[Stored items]
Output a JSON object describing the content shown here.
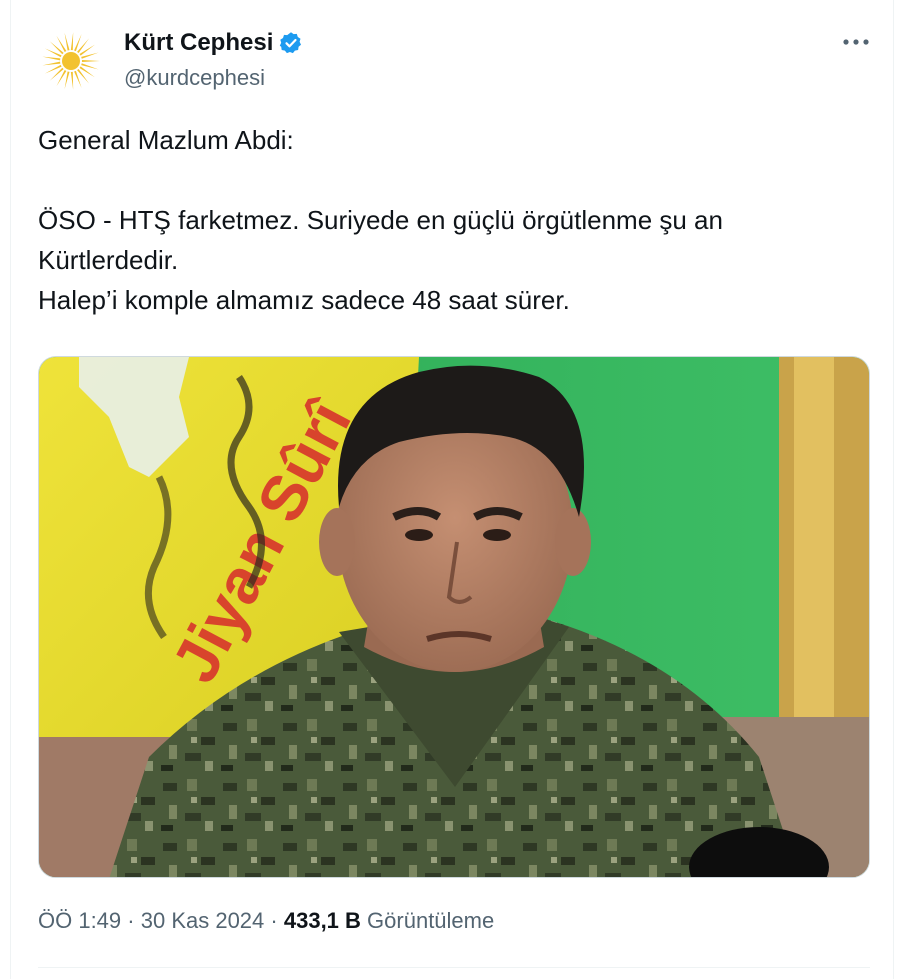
{
  "tweet": {
    "display_name": "Kürt Cephesi",
    "handle": "@kurdcephesi",
    "text_lines": [
      "General Mazlum Abdi:",
      "",
      "ÖSO - HTŞ farketmez. Suriyede en güçlü örgütlenme şu an",
      "Kürtlerdedir.",
      "Halep’i komple almamız sadece 48 saat sürer."
    ],
    "time": "ÖÖ 1:49",
    "separator": "·",
    "date": "30 Kas 2024",
    "views_count": "433,1 B",
    "views_label": "Görüntüleme",
    "media_flag_text": "Jiyan Sûrî"
  },
  "icons": {
    "avatar": "sun-emblem-icon",
    "verified": "verified-badge-icon",
    "more": "more-horizontal-icon"
  },
  "colors": {
    "text_primary": "#0f1419",
    "text_secondary": "#536471",
    "verified_blue": "#1d9bf0",
    "avatar_sun": "#f2c230",
    "flag_yellow": "#e8df2c",
    "flag_green": "#2fae57",
    "flag_red": "#d8442c"
  }
}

[Task details] Reproduce every record above exactly, but leave out the pictures.

[Full response]
Output a JSON object describing the content shown here.
{
  "tweet": {
    "display_name": "Kürt Cephesi",
    "handle": "@kurdcephesi",
    "text_lines": [
      "General Mazlum Abdi:",
      "",
      "ÖSO - HTŞ farketmez. Suriyede en güçlü örgütlenme şu an",
      "Kürtlerdedir.",
      "Halep’i komple almamız sadece 48 saat sürer."
    ],
    "time": "ÖÖ 1:49",
    "separator": "·",
    "date": "30 Kas 2024",
    "views_count": "433,1 B",
    "views_label": "Görüntüleme",
    "media_flag_text": "Jiyan Sûrî"
  },
  "icons": {
    "avatar": "sun-emblem-icon",
    "verified": "verified-badge-icon",
    "more": "more-horizontal-icon"
  },
  "colors": {
    "text_primary": "#0f1419",
    "text_secondary": "#536471",
    "verified_blue": "#1d9bf0",
    "avatar_sun": "#f2c230",
    "flag_yellow": "#e8df2c",
    "flag_green": "#2fae57",
    "flag_red": "#d8442c"
  }
}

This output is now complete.